■ REQUIRED WORK ■
Set down the full listing exactly, character for character.
******************************
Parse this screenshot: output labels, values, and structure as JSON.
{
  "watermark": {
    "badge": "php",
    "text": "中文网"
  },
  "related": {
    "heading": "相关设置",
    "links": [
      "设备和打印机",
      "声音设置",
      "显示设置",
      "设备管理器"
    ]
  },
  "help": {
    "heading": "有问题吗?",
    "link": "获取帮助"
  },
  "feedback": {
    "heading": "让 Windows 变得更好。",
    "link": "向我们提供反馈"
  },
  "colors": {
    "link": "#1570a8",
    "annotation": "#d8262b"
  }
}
******************************
■ RESULT OF THE EXERCISE ■
Parse this screenshot: output labels, values, and structure as JSON.
{
  "watermark": {
    "badge": "php",
    "text": "中文网"
  },
  "related": {
    "heading": "相关设置",
    "links": [
      "设备和打印机",
      "声音设置",
      "显示设置",
      "设备管理器"
    ]
  },
  "help": {
    "heading": "有问题吗?",
    "link": "获取帮助"
  },
  "feedback": {
    "heading": "让 Windows 变得更好。",
    "link": "向我们提供反馈"
  },
  "colors": {
    "link": "#1570a8",
    "annotation": "#d8262b"
  }
}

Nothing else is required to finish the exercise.